Well, we should look up the melting point of gold first. It's $1064^{\circ} C$ $1064^@ "C"$ , so we can safely assume that only heating is involved (and not melting).

The heat flow equation is to be used at constant atmospheric pressure:

$q_P = mC_PDeltaT$ ,

where:

$q_P$ is the heat flow at constant pressure.

$m$ is the mass of the object in $"g"$ with specific heat capacity $C_P$ in $"J/g"^@ "C"$ . You must already have the specific heat capacity of gold memorized, because you didn't put it in the question. :D

$DeltaT$ is the change in temperature in the appropriate units. (What should we use, $""^@ "C"$ or $"K"$ ? Does it matter for changes in temperature?)

» PROVIDED RECORDS
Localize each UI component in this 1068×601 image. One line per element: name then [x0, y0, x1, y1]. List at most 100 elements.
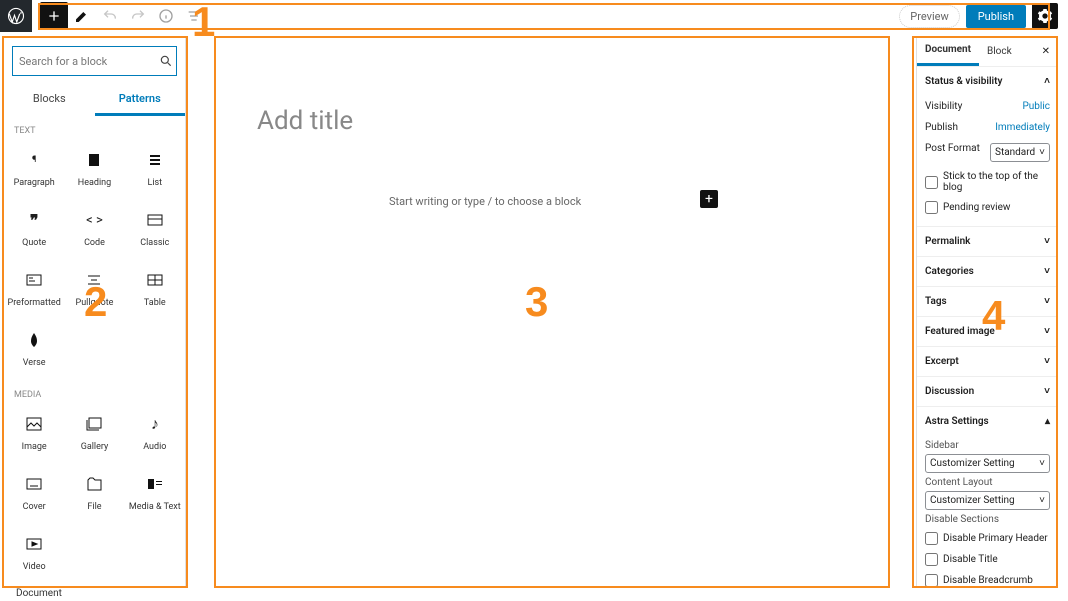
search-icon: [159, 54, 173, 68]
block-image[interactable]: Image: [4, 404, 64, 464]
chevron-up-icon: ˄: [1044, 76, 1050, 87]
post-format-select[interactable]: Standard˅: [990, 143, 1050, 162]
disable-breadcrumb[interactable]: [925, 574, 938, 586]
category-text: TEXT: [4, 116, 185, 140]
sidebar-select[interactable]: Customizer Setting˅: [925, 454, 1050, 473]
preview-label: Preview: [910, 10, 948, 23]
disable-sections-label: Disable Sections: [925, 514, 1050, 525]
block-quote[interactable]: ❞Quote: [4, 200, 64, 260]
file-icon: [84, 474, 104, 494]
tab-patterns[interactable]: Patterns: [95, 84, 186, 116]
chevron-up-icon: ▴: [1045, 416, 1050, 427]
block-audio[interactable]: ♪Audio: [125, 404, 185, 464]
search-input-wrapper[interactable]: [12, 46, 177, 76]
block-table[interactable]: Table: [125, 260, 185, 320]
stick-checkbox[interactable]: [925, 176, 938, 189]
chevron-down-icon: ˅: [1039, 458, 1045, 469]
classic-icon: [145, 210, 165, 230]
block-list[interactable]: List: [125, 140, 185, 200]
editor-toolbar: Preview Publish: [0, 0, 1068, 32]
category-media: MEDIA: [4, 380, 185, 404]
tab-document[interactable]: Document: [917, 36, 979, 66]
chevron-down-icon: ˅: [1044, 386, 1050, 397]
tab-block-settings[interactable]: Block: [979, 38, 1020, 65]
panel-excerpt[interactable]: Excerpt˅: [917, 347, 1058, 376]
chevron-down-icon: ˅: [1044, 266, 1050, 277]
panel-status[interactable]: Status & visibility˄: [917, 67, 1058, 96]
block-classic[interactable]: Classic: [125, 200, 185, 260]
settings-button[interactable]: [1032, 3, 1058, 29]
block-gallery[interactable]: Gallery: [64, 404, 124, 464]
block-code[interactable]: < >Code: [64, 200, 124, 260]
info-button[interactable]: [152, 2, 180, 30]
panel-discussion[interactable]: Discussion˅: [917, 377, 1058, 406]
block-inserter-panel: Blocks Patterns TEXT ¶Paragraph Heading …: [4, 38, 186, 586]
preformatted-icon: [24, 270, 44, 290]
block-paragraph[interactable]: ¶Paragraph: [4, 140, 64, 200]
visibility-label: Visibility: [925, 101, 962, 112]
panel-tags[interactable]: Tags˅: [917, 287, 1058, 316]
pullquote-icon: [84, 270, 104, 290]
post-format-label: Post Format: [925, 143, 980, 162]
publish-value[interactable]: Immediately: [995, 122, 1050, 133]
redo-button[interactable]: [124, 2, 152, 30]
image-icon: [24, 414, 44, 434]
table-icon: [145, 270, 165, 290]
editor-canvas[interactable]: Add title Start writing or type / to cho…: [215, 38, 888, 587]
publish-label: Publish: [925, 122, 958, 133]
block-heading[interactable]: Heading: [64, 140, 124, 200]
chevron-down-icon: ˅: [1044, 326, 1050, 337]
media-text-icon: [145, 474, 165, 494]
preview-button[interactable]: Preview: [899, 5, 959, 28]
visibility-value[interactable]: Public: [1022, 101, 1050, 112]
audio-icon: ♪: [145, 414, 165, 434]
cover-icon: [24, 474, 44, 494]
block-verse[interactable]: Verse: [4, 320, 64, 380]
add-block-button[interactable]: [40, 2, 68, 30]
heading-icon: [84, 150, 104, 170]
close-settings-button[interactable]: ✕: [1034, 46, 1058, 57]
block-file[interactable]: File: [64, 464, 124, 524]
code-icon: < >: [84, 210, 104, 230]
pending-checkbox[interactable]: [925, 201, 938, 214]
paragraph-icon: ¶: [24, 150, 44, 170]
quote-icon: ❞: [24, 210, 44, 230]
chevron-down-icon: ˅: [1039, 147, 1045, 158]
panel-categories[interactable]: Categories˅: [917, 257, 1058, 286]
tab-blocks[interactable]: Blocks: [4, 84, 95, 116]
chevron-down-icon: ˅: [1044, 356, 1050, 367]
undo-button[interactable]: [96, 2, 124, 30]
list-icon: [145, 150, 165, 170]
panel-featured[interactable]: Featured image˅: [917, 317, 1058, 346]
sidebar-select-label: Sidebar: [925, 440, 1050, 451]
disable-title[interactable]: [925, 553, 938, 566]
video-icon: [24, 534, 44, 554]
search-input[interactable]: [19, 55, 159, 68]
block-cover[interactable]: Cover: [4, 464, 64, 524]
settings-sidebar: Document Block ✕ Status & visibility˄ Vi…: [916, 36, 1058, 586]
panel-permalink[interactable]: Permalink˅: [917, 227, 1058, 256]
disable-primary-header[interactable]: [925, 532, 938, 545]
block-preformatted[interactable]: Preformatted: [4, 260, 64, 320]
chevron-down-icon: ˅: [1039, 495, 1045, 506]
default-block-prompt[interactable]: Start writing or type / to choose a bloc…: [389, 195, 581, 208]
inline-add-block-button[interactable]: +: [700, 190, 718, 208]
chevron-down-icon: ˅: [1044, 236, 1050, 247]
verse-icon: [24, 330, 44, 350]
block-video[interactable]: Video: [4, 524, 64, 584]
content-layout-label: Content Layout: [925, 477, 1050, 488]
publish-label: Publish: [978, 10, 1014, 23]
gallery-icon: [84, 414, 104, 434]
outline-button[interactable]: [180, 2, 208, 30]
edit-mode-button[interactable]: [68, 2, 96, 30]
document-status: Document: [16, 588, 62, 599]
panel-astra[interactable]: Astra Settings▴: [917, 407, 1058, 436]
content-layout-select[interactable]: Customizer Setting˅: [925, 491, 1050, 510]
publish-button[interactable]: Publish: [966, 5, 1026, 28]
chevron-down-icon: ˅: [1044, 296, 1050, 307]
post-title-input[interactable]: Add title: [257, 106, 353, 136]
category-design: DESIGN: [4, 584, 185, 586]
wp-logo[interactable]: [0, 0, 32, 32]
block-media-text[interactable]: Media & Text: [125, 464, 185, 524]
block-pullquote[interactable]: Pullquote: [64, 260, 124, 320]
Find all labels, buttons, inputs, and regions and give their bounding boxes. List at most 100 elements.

...

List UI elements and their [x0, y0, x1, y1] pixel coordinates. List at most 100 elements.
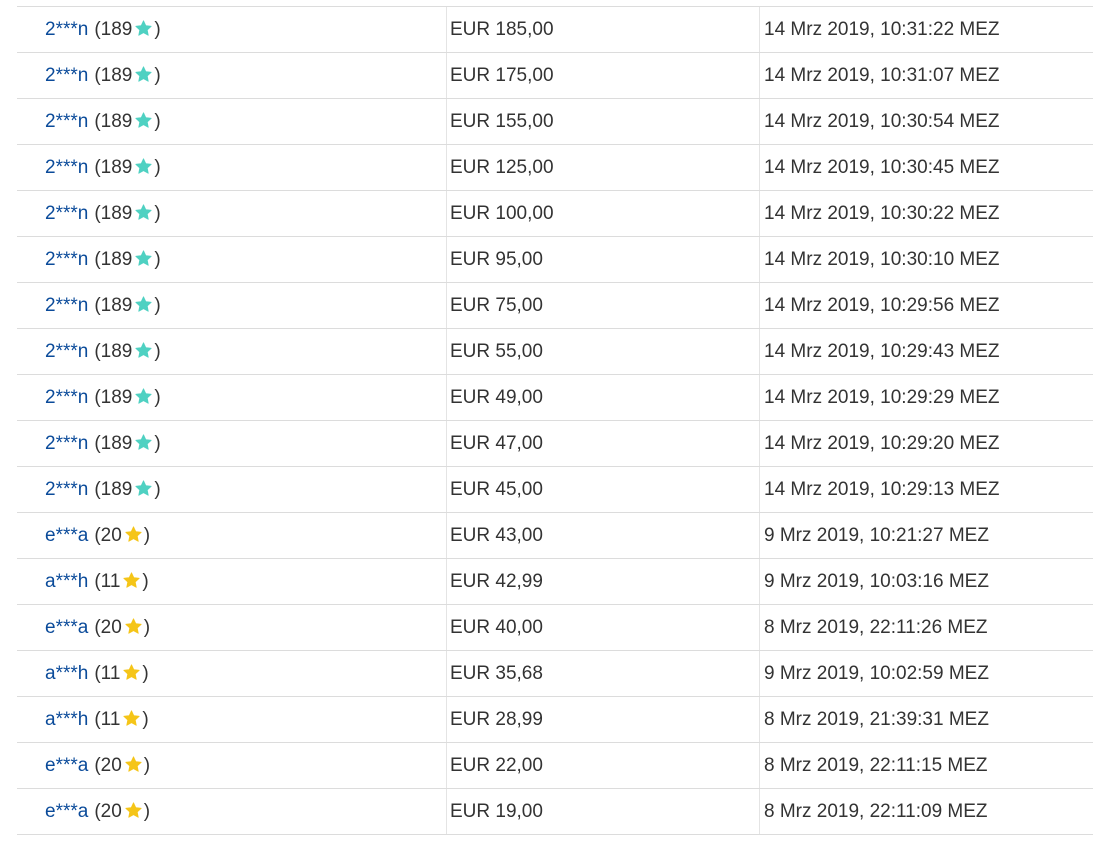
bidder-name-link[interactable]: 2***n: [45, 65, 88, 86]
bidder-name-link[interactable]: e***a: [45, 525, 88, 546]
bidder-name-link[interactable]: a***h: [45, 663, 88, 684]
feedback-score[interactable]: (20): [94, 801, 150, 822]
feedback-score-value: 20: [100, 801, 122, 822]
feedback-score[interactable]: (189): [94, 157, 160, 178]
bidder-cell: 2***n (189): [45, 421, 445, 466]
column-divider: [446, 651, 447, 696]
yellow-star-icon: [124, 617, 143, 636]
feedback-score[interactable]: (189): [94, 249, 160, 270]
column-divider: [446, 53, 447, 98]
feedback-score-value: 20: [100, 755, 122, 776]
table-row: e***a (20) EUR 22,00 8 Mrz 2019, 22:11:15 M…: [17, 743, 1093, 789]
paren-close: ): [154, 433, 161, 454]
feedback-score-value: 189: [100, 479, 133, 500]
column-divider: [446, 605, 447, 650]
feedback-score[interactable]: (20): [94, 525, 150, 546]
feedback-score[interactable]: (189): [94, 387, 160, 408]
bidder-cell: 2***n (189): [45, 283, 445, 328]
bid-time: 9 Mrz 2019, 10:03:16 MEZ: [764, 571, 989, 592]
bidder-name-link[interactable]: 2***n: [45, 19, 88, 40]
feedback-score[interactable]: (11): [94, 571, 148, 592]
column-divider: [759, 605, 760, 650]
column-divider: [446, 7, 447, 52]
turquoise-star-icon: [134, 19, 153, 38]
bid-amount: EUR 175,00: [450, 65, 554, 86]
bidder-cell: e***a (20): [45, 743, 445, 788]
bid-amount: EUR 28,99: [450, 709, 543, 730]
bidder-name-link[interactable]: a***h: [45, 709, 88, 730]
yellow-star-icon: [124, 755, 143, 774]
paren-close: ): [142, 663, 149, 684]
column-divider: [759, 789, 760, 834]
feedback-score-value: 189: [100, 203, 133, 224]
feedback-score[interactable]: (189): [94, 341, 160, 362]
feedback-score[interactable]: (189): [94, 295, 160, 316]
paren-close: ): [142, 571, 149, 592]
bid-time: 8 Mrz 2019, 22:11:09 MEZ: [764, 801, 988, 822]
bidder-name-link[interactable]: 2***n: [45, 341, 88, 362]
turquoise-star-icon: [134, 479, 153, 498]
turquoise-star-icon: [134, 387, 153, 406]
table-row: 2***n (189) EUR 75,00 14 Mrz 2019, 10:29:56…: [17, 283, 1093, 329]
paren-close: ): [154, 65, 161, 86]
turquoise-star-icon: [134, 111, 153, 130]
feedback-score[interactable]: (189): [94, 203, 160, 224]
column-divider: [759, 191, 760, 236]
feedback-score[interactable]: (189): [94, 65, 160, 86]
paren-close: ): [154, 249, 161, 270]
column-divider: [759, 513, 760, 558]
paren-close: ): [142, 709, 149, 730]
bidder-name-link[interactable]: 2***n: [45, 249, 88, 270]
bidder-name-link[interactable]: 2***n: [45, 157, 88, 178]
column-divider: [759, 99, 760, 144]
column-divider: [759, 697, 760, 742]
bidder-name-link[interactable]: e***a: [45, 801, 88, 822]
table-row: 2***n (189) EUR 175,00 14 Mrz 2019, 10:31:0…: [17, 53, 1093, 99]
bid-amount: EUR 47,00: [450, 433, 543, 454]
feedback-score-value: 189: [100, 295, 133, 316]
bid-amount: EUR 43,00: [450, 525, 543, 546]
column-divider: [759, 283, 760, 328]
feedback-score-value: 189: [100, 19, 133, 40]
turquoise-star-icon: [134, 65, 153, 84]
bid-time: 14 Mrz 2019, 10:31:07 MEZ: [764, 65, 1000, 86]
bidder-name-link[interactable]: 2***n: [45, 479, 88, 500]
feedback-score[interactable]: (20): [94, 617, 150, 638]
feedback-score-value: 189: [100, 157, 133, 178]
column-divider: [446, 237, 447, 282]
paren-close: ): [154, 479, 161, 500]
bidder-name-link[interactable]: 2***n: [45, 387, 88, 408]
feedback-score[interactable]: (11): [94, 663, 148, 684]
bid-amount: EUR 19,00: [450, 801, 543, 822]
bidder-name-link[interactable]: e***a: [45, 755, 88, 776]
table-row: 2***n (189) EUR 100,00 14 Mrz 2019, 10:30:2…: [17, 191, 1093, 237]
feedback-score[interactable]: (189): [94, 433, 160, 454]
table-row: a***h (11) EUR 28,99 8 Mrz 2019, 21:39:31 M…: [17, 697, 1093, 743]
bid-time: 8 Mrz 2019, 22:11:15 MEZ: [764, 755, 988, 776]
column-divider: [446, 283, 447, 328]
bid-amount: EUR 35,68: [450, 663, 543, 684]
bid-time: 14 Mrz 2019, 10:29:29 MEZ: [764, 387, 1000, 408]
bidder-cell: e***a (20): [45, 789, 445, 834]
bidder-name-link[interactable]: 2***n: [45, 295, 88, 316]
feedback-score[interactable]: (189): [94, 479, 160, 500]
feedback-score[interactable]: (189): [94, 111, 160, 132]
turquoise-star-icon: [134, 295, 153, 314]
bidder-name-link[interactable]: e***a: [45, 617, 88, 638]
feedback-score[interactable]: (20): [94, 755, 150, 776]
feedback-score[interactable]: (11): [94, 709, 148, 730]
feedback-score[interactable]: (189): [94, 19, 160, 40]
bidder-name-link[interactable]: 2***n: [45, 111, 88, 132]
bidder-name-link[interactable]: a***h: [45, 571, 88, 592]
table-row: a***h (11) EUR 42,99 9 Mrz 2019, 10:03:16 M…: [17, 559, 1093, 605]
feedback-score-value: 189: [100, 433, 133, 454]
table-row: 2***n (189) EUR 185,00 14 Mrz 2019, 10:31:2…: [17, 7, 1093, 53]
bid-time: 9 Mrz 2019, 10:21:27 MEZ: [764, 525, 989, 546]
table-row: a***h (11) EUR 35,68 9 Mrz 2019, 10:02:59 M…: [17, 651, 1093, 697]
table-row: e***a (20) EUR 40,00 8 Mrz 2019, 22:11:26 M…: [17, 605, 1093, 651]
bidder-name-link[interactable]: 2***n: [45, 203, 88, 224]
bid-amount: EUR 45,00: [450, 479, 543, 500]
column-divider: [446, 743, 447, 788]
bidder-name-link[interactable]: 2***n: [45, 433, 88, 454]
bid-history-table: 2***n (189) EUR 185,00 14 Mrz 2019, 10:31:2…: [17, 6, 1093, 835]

==

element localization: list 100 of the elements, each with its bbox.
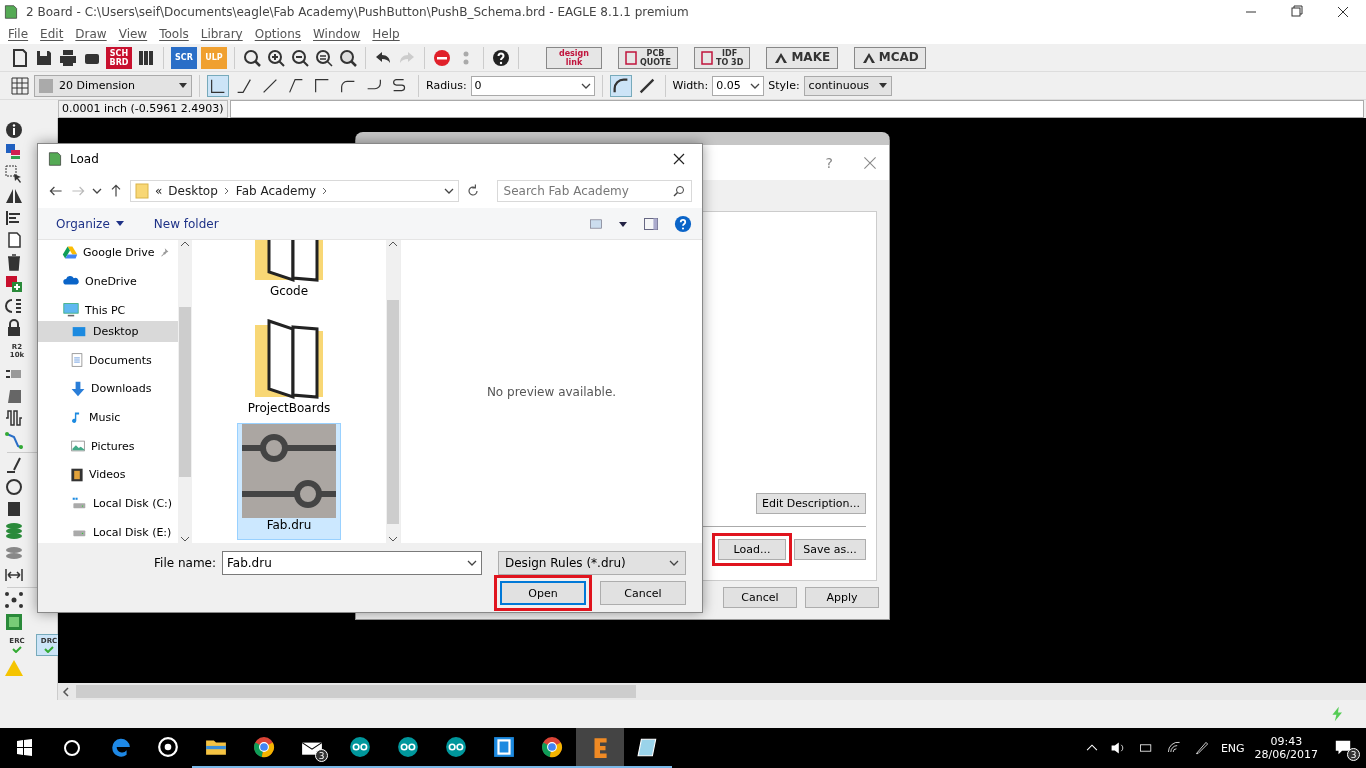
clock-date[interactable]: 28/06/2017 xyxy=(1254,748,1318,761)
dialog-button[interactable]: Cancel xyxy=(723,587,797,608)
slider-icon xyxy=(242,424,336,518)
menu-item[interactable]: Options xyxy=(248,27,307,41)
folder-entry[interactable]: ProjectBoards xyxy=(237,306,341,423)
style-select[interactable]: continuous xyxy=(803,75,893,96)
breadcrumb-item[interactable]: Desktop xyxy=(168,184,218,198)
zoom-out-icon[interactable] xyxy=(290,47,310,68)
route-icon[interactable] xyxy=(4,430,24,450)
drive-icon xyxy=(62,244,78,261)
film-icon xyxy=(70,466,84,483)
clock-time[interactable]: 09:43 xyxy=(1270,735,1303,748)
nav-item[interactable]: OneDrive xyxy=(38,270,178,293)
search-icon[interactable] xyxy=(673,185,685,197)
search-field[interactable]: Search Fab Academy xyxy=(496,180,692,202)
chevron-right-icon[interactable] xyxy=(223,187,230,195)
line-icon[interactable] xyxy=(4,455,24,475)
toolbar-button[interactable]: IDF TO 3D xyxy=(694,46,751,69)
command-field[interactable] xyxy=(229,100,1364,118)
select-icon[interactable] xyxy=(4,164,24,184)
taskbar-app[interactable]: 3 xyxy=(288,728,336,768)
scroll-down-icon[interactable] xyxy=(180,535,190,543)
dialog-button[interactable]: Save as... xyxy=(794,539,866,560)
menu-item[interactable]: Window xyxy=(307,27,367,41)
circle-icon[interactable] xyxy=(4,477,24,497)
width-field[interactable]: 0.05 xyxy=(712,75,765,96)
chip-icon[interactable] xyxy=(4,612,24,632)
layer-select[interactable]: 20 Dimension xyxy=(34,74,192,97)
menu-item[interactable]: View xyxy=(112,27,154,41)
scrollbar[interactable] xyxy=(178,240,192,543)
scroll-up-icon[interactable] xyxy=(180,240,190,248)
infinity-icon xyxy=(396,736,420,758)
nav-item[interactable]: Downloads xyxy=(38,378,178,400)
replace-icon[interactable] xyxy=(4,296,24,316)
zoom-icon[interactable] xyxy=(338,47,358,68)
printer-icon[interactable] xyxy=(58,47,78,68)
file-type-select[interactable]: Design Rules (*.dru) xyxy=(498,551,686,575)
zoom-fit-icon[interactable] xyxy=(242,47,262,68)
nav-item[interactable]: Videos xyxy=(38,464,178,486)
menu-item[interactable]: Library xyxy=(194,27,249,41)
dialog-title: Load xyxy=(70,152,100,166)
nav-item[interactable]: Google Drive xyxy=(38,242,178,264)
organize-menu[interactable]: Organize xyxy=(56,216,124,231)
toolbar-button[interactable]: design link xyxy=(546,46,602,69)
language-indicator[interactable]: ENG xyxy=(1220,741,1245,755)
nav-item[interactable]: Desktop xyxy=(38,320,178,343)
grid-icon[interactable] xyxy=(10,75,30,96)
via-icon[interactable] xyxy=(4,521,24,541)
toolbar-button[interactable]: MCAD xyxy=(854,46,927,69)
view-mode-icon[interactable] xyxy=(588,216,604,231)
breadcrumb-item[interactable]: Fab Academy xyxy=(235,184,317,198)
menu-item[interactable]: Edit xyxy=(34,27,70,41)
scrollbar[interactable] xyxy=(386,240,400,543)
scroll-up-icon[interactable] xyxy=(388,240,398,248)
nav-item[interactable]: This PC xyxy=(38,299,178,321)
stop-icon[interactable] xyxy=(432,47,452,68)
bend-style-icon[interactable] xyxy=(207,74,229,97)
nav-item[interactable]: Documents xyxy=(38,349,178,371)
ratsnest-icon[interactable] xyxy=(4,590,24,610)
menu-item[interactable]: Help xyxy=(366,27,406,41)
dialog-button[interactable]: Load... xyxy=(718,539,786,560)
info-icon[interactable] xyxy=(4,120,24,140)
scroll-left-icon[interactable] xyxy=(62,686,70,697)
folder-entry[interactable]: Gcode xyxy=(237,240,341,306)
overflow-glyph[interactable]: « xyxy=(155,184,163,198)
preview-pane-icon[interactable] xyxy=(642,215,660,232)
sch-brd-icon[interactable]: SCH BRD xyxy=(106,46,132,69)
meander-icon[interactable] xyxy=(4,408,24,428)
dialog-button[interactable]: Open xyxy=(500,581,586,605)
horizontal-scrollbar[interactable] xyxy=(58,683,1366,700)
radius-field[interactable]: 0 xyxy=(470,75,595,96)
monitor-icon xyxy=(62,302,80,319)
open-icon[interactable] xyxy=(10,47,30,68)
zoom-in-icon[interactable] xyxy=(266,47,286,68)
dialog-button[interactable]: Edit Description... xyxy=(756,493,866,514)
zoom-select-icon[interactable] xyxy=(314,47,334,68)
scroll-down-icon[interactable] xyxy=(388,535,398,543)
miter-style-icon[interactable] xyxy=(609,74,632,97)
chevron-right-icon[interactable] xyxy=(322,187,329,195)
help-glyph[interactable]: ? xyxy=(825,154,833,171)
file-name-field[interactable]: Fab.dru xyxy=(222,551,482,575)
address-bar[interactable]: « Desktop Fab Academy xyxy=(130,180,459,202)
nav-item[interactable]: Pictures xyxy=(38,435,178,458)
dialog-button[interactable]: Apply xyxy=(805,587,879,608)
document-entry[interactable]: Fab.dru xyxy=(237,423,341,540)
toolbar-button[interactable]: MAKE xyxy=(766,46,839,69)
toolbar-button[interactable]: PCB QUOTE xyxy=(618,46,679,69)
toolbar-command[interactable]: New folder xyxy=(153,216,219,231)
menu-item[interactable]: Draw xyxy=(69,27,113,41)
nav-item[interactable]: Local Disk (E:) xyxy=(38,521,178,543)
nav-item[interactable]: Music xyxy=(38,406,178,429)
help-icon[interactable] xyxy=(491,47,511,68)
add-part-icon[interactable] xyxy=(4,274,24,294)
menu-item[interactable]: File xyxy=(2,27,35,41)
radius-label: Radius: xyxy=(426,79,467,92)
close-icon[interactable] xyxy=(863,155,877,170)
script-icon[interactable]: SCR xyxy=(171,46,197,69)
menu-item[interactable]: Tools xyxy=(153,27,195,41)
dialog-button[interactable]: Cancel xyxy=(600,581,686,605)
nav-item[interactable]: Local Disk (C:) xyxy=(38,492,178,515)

» REQUIREMENTS
1: In the passage on heating gold, swap "heating" for "warming" and write out the part between "Well, we should" and "(and not melting).", inclusive.
2: Summarize the passage on heating gold in two sentences.

» TASK SOLUTIONS
1:
Well, we should look up the melting point of gold first. It's $1064^{\circ} C$ $1064^@ "C"$ , so we can safely assume that only warming is involved (and not melting).

2: Because the melting point of gold is 1064 °C, the passage assumes that only heating is involved and not melting. It calls for the heat flow equation at constant atmospheric pressure, q_P = mC_PΔT, where q_P is the heat flow, m is the mass in grams, C_P is the specific heat capacity in J/g°C, and ΔT is the change in temperature.